____ PROVIDED RECORDS

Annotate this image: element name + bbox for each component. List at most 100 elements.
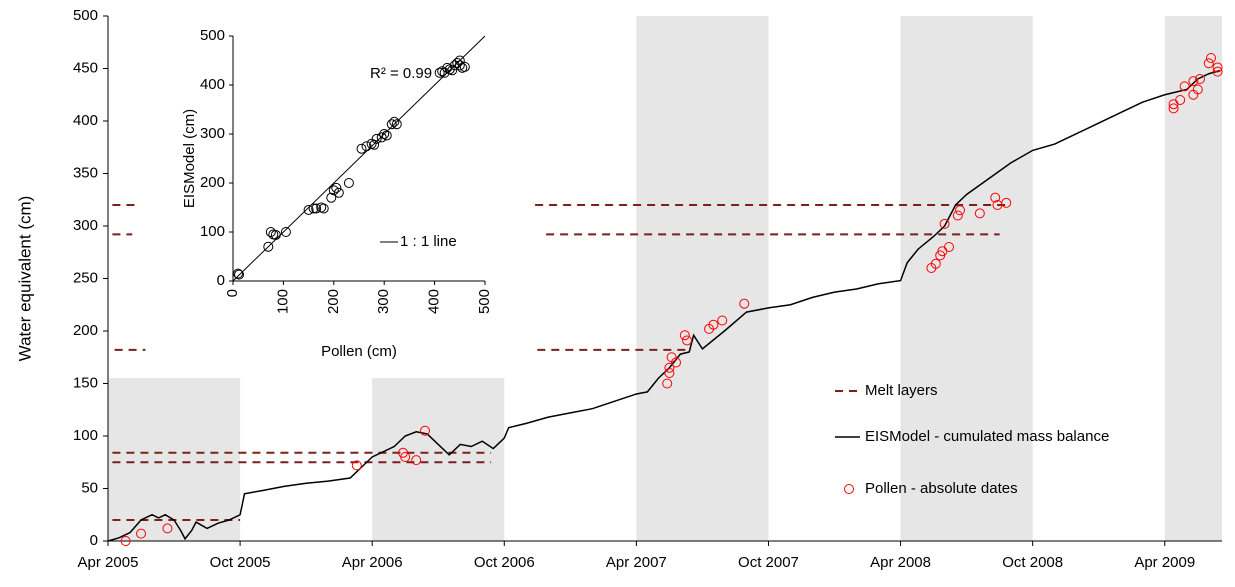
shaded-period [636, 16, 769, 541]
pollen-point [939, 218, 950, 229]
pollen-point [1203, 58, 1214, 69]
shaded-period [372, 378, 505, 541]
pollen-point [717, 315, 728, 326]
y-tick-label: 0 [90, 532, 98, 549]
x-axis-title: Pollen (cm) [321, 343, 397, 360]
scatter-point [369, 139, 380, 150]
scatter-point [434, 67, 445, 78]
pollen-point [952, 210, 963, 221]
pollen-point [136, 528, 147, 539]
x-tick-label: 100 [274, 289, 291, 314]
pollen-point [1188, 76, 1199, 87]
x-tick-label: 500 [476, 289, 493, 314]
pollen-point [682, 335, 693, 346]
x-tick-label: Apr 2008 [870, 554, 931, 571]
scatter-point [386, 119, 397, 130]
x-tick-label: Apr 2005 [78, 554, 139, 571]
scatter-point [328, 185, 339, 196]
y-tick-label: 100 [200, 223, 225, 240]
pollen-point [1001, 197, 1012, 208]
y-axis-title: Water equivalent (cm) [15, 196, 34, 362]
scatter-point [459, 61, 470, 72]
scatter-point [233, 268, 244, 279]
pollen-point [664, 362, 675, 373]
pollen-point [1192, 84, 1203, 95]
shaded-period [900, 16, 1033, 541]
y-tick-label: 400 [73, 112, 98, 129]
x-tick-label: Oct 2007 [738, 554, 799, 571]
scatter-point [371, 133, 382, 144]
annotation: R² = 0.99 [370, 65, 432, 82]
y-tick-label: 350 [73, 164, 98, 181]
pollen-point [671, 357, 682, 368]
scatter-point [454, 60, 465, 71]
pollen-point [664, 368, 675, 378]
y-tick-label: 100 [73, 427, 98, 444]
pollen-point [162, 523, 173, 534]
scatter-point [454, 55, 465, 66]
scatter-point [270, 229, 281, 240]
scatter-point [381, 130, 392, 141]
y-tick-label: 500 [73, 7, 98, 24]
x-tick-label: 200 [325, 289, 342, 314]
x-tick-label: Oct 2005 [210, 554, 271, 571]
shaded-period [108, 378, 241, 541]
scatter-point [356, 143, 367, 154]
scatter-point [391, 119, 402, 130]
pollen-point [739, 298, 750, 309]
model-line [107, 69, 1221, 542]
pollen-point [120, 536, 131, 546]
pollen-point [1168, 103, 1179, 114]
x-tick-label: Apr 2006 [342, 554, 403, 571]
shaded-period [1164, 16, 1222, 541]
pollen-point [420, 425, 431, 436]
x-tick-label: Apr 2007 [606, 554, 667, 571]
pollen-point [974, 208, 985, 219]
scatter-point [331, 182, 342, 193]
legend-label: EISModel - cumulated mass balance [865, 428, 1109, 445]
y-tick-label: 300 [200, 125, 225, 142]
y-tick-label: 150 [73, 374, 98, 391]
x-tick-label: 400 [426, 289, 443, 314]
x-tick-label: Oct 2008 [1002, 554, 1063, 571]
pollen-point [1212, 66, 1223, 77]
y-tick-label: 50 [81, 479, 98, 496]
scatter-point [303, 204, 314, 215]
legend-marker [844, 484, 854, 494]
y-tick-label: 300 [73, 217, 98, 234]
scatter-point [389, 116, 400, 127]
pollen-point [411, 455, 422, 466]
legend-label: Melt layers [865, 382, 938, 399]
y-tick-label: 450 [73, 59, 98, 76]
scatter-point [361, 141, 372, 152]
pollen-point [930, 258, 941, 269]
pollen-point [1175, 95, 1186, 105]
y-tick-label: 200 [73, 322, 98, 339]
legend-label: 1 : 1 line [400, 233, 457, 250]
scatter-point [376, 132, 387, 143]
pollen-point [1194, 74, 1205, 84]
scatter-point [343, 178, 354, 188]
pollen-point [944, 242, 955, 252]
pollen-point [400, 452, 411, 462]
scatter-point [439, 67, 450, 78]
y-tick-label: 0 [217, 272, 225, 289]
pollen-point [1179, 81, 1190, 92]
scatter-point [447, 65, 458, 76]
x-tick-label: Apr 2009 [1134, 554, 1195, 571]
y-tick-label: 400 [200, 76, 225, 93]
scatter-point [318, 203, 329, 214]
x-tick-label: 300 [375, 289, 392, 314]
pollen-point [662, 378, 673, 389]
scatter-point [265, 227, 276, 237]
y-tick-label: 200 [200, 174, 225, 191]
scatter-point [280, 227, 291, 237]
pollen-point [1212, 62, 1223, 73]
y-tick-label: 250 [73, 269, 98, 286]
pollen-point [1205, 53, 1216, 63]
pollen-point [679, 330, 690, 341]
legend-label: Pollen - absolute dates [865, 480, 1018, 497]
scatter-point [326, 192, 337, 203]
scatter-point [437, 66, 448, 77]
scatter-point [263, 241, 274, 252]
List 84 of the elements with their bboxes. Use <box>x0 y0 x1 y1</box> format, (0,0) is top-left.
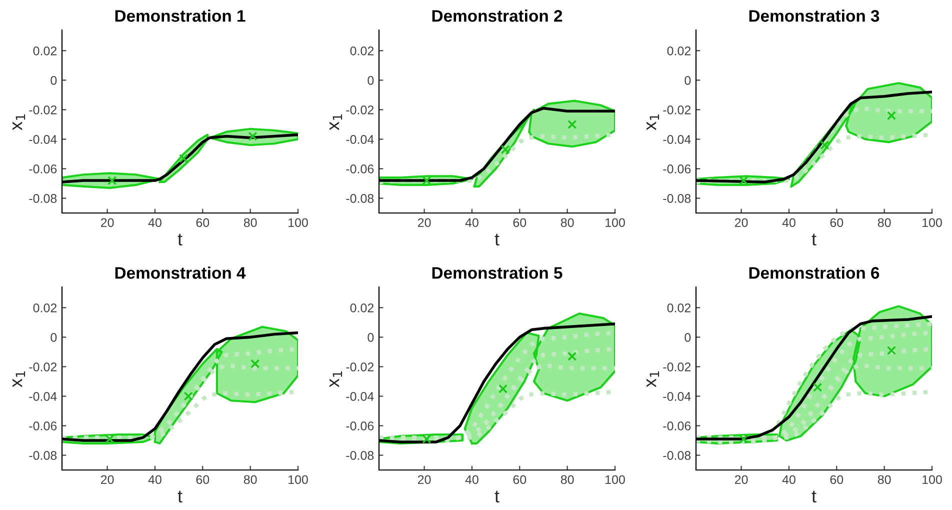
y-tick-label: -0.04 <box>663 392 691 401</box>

________

AIM OF THE EXERCISE: Convert the listing above into a numbered list with no blank lines, and leave the pictures out.

ANSWER TO THE EXERCISE:
1. Annotate this image: element name + bbox for each component. List at most 100 elements.
2. shaded-period [636, 16, 769, 541]
3. pollen-point [939, 218, 950, 229]
4. pollen-point [1203, 58, 1214, 69]
5. shaded-period [372, 378, 505, 541]
6. pollen-point [717, 315, 728, 326]
7. y-tick-label: 0 [90, 532, 98, 549]
8. x-axis-title: Pollen (cm) [321, 343, 397, 360]
9. scatter-point [369, 139, 380, 150]
10. scatter-point [434, 67, 445, 78]
11. pollen-point [952, 210, 963, 221]
12. pollen-point [136, 528, 147, 539]
13. x-tick-label: 100 [274, 289, 291, 314]
14. pollen-point [1188, 76, 1199, 87]
15. x-tick-label: 500 [476, 289, 493, 314]
16. pollen-point [682, 335, 693, 346]
17. x-tick-label: Apr 2008 [870, 554, 931, 571]
18. scatter-point [386, 119, 397, 130]
19. x-tick-label: Apr 2005 [78, 554, 139, 571]
20. scatter-point [328, 185, 339, 196]
21. y-tick-label: 100 [200, 223, 225, 240]
22. pollen-point [1001, 197, 1012, 208]
23. y-axis-title: Water equivalent (cm) [15, 196, 34, 362]
24. scatter-point [459, 61, 470, 72]
25. scatter-point [233, 268, 244, 279]
26. pollen-point [664, 362, 675, 373]
27. pollen-point [1192, 84, 1203, 95]
28. shaded-period [900, 16, 1033, 541]
29. y-tick-label: 400 [73, 112, 98, 129]
30. x-tick-label: Oct 2007 [738, 554, 799, 571]
31. scatter-point [371, 133, 382, 144]
32. annotation: R² = 0.99 [370, 65, 432, 82]
33. y-tick-label: 350 [73, 164, 98, 181]
34. pollen-point [671, 357, 682, 368]
35. scatter-point [454, 60, 465, 71]
36. pollen-point [664, 368, 675, 378]
37. y-tick-label: 100 [73, 427, 98, 444]
38. pollen-point [162, 523, 173, 534]
39. scatter-point [454, 55, 465, 66]
40. scatter-point [270, 229, 281, 240]
41. scatter-point [381, 130, 392, 141]
42. y-tick-label: 500 [73, 7, 98, 24]
43. x-tick-label: 200 [325, 289, 342, 314]
44. x-tick-label: Oct 2005 [210, 554, 271, 571]
45. shaded-period [108, 378, 241, 541]
46. scatter-point [356, 143, 367, 154]
47. scatter-point [391, 119, 402, 130]
48. pollen-point [739, 298, 750, 309]
49. model-line [107, 69, 1221, 542]
50. pollen-point [120, 536, 131, 546]
51. pollen-point [1168, 103, 1179, 114]
52. x-tick-label: Apr 2006 [342, 554, 403, 571]
53. shaded-period [1164, 16, 1222, 541]
54. pollen-point [420, 425, 431, 436]
55. x-tick-label: Apr 2007 [606, 554, 667, 571]
56. pollen-point [974, 208, 985, 219]
57. scatter-point [331, 182, 342, 193]
58. legend-label: EISModel - cumulated mass balance [865, 428, 1109, 445]
59. y-tick-label: 300 [200, 125, 225, 142]
60. y-tick-label: 150 [73, 374, 98, 391]
61. x-tick-label: 400 [426, 289, 443, 314]
62. x-tick-label: Oct 2008 [1002, 554, 1063, 571]
63. pollen-point [1212, 66, 1223, 77]
64. y-tick-label: 50 [81, 479, 98, 496]
65. scatter-point [303, 204, 314, 215]
66. legend-marker [844, 484, 854, 494]
67. y-tick-label: 300 [73, 217, 98, 234]
68. scatter-point [389, 116, 400, 127]
69. pollen-point [411, 455, 422, 466]
70. legend-label: Melt layers [865, 382, 938, 399]
71. y-tick-label: 450 [73, 59, 98, 76]
72. scatter-point [361, 141, 372, 152]
73. pollen-point [930, 258, 941, 269]
74. pollen-point [1175, 95, 1186, 105]
75. y-tick-label: 200 [73, 322, 98, 339]
76. legend-label: 1 : 1 line [400, 233, 457, 250]
77. scatter-point [376, 132, 387, 143]
78. pollen-point [1194, 74, 1205, 84]
79. scatter-point [343, 178, 354, 188]
80. pollen-point [944, 242, 955, 252]
81. pollen-point [400, 452, 411, 462]
82. scatter-point [439, 67, 450, 78]
83. y-tick-label: 0 [217, 272, 225, 289]
84. pollen-point [1179, 81, 1190, 92]
85. scatter-point [447, 65, 458, 76]
86. x-tick-label: Apr 2009 [1134, 554, 1195, 571]
87. y-tick-label: 400 [200, 76, 225, 93]
88. scatter-point [318, 203, 329, 214]
89. x-tick-label: 300 [375, 289, 392, 314]
90. pollen-point [662, 378, 673, 389]
91. scatter-point [265, 227, 276, 237]
92. y-tick-label: 200 [200, 174, 225, 191]
93. scatter-point [280, 227, 291, 237]
94. pollen-point [1212, 62, 1223, 73]
95. y-tick-label: 250 [73, 269, 98, 286]
96. pollen-point [1205, 53, 1216, 63]
97. pollen-point [679, 330, 690, 341]
98. legend-label: Pollen - absolute dates [865, 480, 1018, 497]
99. scatter-point [326, 192, 337, 203]
100. scatter-point [437, 66, 448, 77]
101. scatter-point [263, 241, 274, 252]
102. List 84 of the elements with their bboxes. Use <box>x0 y0 x1 y1</box> format, (0,0) is top-left.
103. y-tick-label: -0.04 <box>663 392 691 401</box>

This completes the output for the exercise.